WORK REQUEST
Whenever "scFv" occurs in a line of the material, list that line.

LISTED RECORDS
*** Block opens ***
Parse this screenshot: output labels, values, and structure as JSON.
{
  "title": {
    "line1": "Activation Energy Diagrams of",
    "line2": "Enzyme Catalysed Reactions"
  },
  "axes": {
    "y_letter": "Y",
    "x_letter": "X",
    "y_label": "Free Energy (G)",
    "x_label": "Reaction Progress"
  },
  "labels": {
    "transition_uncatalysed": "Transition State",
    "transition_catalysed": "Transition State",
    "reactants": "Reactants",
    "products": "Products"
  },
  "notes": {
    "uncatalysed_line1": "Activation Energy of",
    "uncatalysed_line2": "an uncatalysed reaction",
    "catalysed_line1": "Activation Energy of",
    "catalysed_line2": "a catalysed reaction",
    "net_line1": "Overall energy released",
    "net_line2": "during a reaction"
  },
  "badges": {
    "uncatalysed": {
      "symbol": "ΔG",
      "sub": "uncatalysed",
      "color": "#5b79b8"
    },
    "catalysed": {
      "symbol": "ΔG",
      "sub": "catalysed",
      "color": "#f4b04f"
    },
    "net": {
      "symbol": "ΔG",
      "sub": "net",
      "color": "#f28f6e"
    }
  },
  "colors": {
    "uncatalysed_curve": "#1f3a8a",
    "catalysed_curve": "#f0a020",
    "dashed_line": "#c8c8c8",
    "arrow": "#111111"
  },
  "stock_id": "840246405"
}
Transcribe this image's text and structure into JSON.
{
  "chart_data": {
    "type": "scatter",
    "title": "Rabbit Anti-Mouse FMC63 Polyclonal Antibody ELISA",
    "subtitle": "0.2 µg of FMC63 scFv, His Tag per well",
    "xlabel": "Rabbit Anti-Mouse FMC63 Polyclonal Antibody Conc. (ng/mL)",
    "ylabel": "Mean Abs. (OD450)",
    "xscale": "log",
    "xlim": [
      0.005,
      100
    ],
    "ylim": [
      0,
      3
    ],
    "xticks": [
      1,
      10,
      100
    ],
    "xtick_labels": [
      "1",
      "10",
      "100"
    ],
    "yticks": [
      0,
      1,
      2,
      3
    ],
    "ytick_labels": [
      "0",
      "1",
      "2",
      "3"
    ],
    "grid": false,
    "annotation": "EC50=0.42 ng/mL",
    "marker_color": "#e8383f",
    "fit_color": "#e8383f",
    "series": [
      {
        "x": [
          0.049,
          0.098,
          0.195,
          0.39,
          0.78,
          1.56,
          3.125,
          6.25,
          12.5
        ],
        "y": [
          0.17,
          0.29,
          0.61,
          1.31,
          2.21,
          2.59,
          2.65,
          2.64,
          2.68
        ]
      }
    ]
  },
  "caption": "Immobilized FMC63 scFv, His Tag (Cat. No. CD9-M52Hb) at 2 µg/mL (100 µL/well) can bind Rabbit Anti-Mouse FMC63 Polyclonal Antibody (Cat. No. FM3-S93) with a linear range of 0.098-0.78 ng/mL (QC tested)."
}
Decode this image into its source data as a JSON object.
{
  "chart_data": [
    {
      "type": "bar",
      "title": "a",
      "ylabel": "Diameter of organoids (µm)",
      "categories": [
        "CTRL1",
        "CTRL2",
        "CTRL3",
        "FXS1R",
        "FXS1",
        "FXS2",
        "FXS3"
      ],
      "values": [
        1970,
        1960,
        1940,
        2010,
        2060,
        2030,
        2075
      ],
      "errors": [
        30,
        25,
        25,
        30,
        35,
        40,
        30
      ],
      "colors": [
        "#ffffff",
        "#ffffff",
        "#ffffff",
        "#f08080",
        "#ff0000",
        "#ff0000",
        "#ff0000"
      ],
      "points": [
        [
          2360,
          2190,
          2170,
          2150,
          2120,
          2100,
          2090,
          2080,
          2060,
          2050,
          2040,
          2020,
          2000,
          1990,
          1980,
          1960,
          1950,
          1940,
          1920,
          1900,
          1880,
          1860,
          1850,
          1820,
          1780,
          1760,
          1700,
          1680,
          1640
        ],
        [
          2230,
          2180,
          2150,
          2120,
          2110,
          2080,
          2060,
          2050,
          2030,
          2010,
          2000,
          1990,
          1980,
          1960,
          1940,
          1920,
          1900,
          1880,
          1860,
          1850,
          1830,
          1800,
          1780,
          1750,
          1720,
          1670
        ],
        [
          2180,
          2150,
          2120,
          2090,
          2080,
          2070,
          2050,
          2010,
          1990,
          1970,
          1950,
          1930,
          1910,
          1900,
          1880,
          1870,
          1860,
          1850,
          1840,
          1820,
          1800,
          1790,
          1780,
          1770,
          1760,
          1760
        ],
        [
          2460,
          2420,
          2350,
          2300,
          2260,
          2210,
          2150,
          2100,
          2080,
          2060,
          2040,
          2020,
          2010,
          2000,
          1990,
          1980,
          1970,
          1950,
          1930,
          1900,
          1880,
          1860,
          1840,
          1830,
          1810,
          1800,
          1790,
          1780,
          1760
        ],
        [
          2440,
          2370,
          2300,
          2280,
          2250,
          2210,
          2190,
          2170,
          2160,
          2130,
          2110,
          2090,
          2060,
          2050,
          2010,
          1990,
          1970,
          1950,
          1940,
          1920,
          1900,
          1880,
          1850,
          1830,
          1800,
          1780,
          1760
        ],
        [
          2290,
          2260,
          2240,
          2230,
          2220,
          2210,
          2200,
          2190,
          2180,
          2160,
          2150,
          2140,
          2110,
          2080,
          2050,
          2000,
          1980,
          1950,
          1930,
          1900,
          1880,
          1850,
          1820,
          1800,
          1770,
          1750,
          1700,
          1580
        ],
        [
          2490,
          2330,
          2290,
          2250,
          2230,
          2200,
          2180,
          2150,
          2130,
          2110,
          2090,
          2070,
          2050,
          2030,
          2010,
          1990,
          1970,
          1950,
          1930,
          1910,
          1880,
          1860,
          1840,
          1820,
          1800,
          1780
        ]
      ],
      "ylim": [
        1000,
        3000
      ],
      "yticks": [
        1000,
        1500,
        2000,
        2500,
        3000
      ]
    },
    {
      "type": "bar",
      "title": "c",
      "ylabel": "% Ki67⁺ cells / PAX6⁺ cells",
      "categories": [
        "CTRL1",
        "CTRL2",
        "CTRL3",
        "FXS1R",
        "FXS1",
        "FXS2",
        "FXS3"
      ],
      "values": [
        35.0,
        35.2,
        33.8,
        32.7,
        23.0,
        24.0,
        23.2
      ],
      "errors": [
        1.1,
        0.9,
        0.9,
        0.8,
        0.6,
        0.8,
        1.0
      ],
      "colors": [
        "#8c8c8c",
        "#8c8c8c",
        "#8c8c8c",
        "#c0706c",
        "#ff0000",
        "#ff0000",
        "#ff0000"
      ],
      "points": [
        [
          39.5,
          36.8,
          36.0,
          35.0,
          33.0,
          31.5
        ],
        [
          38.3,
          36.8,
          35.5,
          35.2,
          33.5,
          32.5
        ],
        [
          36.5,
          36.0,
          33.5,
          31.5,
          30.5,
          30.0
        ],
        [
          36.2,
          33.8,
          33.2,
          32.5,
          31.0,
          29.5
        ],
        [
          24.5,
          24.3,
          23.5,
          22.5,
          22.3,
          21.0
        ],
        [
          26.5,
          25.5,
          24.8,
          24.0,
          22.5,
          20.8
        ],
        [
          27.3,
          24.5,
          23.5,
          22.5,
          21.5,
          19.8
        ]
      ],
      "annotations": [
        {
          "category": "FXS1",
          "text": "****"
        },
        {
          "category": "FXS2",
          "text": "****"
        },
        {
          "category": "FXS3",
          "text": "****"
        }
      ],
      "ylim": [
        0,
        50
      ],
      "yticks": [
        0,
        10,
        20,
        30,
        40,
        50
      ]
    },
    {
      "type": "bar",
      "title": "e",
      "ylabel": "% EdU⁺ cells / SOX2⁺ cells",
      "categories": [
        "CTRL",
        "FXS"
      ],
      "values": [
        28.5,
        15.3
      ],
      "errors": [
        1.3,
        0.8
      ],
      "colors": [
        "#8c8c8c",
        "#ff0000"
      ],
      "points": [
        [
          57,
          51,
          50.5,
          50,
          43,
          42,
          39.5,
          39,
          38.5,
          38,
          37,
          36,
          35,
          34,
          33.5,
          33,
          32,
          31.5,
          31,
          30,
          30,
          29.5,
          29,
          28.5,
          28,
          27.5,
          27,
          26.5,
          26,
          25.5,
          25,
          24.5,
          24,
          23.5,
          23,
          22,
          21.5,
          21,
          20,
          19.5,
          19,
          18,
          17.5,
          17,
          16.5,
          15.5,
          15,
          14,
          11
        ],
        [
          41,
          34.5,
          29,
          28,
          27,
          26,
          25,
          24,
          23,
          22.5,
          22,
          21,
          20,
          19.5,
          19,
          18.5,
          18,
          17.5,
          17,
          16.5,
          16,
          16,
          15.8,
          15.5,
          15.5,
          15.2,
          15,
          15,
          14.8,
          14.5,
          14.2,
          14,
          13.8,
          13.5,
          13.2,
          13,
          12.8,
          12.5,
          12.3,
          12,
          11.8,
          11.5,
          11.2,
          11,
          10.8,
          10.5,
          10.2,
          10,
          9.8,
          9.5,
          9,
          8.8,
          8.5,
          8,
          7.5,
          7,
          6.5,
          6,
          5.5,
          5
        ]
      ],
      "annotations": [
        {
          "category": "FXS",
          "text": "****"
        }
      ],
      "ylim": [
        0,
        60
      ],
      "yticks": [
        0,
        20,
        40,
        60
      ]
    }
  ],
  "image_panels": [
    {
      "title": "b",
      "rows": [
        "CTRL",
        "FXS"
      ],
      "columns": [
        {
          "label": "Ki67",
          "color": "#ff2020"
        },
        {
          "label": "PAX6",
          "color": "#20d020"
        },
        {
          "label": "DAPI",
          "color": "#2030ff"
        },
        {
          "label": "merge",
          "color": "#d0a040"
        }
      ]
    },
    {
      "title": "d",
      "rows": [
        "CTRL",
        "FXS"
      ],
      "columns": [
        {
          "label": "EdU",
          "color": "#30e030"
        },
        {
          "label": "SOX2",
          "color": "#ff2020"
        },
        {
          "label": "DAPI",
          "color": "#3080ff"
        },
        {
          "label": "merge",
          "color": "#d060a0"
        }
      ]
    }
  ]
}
*** Block closes ***
THE ANSWER
    "subtitle": "0.2 µg of FMC63 scFv, His Tag per well",
  "caption": "Immobilized FMC63 scFv, His Tag (Cat. No. CD9-M52Hb) at 2 µg/mL (100 µL/well) can bind Rabbit Anti-Mouse FMC63 Polyclonal Antibody (Cat. No. FM3-S93) with a linear range of 0.098-0.78 ng/mL (QC tested)."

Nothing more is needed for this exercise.